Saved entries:

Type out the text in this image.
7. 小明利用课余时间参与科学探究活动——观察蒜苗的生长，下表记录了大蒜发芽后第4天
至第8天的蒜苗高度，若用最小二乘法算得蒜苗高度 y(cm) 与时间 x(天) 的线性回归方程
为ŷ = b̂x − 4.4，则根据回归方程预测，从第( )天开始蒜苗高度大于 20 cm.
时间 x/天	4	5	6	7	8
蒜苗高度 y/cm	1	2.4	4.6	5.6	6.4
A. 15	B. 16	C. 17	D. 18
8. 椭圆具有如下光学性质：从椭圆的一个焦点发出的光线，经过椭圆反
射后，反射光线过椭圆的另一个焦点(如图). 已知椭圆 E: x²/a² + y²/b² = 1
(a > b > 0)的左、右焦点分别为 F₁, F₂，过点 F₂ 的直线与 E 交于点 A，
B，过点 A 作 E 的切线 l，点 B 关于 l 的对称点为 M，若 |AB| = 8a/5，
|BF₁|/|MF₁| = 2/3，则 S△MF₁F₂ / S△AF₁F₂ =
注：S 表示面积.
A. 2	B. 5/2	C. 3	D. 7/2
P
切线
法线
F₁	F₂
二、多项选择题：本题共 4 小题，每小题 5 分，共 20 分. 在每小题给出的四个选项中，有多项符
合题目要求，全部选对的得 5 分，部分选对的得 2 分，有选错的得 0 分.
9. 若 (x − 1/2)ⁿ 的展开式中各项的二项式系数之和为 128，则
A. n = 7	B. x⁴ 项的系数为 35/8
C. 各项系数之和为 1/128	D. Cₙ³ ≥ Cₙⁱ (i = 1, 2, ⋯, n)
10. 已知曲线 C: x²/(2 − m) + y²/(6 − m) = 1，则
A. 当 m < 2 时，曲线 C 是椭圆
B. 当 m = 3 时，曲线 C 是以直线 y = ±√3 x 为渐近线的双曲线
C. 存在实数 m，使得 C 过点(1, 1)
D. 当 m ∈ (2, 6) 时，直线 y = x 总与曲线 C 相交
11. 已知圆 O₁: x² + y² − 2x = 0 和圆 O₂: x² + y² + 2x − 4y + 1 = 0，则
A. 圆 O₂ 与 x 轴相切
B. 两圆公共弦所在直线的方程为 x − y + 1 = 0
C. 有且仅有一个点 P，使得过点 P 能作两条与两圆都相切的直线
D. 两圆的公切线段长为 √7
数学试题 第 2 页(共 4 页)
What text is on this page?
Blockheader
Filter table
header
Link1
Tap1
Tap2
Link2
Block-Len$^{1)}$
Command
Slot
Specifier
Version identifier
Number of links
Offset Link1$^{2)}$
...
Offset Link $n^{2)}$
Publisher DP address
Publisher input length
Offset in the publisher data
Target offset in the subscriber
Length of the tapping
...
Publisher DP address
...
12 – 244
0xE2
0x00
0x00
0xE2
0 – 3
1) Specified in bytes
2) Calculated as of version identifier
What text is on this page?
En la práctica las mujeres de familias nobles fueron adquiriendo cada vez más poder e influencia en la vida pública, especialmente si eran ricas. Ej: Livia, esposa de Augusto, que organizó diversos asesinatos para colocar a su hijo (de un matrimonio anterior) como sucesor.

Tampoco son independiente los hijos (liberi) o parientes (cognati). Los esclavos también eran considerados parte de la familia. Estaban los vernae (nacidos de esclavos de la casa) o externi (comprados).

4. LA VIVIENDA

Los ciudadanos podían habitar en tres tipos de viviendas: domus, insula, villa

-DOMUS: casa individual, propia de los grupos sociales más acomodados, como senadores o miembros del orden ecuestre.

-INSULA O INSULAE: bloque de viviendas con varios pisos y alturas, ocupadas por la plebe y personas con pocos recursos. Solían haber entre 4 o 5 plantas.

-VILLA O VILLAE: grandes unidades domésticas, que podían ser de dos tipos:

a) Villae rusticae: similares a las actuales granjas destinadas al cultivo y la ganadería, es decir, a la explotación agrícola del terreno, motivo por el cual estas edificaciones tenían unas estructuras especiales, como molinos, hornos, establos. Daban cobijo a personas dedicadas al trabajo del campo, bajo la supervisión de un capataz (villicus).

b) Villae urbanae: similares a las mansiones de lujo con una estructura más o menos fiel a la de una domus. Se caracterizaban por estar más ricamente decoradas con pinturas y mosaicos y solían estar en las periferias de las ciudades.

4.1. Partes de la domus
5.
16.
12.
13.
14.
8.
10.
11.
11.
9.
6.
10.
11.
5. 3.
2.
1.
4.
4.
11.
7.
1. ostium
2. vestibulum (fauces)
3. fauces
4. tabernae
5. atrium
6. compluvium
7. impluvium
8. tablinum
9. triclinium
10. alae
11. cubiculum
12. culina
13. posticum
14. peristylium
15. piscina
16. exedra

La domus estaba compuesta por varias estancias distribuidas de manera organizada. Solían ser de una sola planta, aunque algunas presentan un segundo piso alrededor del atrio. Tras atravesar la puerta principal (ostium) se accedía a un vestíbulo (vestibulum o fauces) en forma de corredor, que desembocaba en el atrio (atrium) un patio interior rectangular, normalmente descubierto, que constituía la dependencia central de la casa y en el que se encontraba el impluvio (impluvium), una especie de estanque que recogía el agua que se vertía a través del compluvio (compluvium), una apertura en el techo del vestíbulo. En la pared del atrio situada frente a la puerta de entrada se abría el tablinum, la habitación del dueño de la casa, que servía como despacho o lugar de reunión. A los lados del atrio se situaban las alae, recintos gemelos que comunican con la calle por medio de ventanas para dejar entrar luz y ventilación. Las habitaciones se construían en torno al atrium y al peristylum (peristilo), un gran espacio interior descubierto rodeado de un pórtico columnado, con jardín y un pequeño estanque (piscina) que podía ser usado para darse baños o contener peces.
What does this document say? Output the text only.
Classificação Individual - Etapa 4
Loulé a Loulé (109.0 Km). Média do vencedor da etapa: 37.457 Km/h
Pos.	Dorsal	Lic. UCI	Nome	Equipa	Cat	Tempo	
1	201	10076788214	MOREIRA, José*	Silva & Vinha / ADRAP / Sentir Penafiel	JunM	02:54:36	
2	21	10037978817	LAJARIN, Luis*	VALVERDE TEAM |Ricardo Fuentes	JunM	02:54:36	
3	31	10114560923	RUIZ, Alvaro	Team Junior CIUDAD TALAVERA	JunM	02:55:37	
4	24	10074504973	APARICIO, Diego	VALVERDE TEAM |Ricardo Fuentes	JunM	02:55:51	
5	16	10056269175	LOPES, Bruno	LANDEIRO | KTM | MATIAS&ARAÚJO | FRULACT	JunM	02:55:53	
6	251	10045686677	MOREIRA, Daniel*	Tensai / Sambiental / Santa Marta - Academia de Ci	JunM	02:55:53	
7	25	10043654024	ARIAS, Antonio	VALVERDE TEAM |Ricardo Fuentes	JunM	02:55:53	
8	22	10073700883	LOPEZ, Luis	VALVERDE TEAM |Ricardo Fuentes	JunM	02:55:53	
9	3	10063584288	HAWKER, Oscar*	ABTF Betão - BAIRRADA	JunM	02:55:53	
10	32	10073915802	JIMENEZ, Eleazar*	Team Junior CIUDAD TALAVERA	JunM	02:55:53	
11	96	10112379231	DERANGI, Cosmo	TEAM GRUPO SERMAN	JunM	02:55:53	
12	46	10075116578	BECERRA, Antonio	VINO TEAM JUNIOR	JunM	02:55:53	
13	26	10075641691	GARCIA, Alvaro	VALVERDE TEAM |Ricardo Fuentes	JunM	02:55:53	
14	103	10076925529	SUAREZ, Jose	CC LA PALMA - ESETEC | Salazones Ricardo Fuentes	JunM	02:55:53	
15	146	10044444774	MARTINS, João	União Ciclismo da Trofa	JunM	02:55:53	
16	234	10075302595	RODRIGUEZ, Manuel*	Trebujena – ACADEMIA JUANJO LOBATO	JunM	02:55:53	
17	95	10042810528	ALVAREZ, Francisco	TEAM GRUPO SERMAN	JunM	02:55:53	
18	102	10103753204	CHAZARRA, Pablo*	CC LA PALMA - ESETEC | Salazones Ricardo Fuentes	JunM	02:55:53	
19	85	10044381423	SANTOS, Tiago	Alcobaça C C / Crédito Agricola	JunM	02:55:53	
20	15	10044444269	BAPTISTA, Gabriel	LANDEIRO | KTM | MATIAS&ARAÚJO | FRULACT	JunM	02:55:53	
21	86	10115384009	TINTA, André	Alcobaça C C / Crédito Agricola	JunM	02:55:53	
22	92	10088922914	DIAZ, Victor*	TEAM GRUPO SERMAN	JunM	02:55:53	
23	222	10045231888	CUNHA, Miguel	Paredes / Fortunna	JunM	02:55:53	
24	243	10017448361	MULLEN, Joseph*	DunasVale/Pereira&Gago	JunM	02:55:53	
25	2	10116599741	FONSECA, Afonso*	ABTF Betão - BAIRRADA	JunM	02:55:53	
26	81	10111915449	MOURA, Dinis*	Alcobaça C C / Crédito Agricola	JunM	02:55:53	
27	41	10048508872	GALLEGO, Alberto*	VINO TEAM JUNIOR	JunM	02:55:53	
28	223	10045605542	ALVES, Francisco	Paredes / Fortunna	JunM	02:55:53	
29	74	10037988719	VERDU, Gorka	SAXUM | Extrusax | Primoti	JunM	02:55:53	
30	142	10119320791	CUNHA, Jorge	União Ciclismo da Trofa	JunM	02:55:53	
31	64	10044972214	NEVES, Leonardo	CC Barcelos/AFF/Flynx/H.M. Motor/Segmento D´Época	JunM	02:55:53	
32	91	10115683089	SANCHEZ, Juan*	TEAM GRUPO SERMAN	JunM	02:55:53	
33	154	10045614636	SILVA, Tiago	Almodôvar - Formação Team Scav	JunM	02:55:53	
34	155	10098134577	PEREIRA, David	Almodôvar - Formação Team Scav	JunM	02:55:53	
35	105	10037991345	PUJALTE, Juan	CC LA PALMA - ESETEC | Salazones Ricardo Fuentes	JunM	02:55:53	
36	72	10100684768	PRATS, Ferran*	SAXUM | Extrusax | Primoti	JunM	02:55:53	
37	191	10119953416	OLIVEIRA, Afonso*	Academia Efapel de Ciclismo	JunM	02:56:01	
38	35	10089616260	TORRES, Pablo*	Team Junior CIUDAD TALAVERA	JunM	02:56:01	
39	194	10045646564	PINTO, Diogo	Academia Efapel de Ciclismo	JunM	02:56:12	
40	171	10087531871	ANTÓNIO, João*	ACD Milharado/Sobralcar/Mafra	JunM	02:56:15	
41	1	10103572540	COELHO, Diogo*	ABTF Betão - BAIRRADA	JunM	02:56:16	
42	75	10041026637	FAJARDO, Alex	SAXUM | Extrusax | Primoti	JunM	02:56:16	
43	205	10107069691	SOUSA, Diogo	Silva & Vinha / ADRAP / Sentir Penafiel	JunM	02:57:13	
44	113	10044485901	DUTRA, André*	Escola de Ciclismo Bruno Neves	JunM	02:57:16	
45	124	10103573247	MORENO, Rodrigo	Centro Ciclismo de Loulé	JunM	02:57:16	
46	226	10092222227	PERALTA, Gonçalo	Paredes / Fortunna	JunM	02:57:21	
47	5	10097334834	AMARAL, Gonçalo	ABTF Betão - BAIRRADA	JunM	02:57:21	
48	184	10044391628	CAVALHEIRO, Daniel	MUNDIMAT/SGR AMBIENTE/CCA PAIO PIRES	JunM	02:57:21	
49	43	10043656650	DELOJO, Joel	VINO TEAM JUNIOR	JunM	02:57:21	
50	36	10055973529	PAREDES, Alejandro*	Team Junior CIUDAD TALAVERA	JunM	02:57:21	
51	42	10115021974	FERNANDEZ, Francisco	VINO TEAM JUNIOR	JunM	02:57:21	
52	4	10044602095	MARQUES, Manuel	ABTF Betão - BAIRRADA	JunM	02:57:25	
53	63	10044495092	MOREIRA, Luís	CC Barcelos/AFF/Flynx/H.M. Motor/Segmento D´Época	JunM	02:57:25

What to do: Find all lines where the word "MATIAS" appears. Copy them.

Answer:
5	16	10056269175	LOPES, Bruno	LANDEIRO | KTM | MATIAS&ARAÚJO | FRULACT	JunM	02:55:53	
20	15	10044444269	BAPTISTA, Gabriel	LANDEIRO | KTM | MATIAS&ARAÚJO | FRULACT	JunM	02:55:53	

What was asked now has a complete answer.